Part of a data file
==============================

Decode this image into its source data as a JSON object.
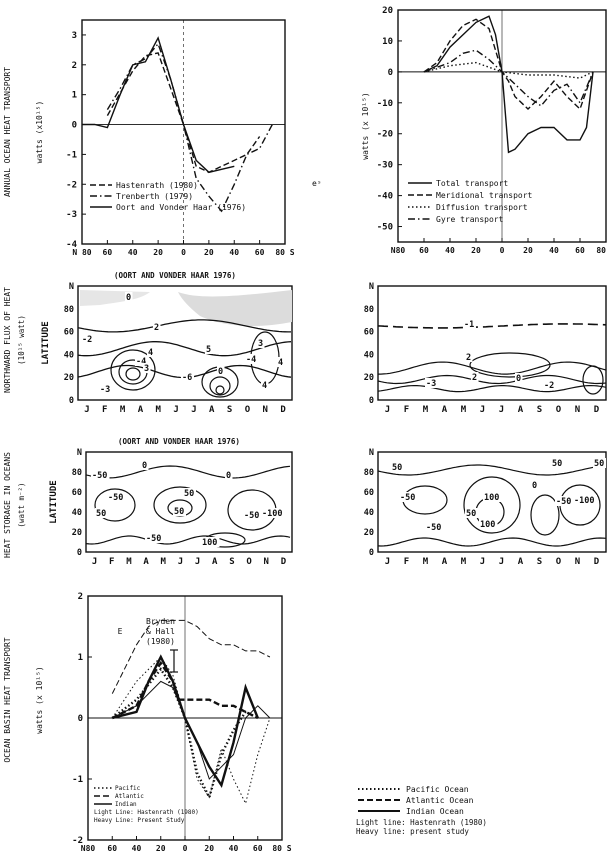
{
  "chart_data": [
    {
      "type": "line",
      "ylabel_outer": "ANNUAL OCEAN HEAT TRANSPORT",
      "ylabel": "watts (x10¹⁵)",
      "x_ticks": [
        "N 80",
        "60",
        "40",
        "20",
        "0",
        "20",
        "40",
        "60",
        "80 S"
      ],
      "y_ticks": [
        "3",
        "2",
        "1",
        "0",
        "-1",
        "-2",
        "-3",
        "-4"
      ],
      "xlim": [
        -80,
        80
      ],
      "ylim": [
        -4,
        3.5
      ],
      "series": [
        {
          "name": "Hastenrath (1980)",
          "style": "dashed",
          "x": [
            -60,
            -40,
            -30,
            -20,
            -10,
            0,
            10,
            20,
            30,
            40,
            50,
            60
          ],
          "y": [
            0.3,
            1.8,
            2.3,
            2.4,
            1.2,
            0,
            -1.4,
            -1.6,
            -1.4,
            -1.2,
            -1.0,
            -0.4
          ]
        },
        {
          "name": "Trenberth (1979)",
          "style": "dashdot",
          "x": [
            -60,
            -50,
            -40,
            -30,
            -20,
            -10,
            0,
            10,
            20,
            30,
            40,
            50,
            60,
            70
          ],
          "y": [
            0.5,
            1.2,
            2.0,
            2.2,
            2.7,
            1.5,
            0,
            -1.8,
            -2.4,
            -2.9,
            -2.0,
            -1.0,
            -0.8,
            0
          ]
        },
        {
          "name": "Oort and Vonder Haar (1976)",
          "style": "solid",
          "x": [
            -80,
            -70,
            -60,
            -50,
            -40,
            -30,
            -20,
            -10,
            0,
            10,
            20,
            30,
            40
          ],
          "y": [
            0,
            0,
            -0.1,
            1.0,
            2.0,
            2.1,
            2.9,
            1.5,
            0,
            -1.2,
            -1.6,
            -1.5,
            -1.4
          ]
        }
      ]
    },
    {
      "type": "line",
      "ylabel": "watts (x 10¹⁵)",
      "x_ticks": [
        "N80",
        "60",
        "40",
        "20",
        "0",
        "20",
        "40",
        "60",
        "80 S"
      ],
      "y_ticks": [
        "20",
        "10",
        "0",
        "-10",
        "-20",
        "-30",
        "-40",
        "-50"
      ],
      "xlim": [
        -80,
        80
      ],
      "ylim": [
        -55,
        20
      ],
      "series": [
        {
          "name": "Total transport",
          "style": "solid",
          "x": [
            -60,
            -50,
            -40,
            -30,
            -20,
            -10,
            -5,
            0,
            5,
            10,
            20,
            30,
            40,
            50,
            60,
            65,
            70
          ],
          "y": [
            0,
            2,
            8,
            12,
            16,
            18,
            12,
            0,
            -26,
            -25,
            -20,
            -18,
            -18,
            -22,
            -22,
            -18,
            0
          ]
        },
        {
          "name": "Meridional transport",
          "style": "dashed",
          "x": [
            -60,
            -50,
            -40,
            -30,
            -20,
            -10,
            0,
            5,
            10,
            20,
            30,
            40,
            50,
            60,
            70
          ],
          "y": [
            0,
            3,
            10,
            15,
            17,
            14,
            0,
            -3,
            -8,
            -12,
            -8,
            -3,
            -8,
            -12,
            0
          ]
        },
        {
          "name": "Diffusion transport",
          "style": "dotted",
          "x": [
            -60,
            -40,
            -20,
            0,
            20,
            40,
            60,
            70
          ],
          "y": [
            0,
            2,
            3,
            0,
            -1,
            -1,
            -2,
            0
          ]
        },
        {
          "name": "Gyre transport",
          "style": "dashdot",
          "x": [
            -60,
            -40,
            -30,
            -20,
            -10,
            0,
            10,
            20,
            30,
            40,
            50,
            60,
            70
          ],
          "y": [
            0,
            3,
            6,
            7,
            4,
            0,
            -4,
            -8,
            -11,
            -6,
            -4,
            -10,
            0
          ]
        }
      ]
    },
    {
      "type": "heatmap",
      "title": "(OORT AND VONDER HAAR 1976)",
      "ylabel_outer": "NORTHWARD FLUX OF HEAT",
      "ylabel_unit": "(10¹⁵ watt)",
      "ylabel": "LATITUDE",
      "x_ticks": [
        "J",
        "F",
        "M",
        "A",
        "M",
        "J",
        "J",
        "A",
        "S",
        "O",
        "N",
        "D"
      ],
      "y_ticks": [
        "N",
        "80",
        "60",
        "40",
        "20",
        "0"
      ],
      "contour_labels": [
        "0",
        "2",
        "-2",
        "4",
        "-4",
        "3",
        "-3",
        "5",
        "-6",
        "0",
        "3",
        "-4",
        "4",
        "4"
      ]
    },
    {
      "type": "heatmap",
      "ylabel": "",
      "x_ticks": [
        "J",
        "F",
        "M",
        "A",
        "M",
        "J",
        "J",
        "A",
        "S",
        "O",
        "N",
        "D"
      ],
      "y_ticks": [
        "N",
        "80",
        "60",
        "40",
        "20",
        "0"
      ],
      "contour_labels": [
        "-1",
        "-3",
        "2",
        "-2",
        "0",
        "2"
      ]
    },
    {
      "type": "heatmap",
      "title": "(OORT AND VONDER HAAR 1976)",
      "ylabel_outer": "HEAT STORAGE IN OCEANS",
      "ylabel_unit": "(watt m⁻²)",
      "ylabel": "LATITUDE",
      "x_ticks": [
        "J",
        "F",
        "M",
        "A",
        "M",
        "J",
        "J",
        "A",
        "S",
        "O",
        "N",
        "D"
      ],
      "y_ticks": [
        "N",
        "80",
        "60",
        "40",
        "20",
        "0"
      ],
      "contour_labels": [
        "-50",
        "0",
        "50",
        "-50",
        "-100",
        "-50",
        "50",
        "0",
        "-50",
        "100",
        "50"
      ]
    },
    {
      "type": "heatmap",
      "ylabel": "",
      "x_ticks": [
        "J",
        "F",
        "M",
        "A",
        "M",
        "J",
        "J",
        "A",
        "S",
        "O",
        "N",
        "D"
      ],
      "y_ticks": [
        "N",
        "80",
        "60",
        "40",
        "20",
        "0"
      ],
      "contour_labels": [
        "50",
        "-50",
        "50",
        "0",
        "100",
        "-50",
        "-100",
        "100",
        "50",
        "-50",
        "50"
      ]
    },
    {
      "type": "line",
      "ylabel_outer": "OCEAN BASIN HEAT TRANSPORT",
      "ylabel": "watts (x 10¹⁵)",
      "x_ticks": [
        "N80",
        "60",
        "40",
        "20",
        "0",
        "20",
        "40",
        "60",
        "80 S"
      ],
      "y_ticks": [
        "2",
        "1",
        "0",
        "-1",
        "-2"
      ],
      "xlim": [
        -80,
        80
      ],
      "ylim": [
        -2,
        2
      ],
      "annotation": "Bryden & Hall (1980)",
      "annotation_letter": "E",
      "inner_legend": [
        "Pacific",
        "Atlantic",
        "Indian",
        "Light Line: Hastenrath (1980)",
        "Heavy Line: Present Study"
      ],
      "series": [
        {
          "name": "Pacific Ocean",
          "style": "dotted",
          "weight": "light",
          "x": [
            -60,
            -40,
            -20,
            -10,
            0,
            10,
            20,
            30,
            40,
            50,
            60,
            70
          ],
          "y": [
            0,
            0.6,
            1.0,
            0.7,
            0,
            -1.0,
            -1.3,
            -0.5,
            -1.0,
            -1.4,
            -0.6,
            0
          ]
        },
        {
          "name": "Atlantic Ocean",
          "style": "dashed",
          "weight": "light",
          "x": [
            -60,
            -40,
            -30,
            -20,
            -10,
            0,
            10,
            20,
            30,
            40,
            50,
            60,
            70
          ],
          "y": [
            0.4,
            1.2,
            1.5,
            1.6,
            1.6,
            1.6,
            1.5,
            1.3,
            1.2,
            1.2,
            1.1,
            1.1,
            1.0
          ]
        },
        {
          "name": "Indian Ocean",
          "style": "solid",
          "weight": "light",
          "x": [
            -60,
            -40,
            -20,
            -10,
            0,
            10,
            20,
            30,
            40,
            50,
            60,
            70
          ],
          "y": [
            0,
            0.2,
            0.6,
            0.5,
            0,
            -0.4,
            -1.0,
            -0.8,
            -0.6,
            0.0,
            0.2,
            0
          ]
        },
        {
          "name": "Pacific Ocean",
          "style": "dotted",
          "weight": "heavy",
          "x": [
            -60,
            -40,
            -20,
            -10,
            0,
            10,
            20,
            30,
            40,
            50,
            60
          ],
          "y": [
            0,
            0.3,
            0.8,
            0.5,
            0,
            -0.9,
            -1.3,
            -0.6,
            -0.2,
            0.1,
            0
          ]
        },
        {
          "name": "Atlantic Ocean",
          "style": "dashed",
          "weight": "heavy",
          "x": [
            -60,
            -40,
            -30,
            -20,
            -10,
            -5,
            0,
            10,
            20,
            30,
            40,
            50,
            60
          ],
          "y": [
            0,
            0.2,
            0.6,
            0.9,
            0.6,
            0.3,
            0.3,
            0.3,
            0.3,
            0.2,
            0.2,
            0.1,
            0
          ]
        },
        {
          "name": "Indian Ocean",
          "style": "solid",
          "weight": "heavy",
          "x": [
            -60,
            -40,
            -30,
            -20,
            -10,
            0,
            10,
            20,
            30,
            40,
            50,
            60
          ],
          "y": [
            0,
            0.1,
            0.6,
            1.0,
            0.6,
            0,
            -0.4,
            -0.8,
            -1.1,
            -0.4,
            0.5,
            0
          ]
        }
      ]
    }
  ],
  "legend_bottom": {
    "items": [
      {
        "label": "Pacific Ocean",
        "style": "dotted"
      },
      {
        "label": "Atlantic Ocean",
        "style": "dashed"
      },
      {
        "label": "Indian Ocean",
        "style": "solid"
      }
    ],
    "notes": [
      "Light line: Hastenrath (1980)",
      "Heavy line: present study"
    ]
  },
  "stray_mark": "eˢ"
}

==============================

### Problem to work on
From the records, copy every line that has the string "Pacific" in it.

### Solution
        "Pacific",
          "name": "Pacific Ocean",
          "name": "Pacific Ocean",
        "label": "Pacific Ocean",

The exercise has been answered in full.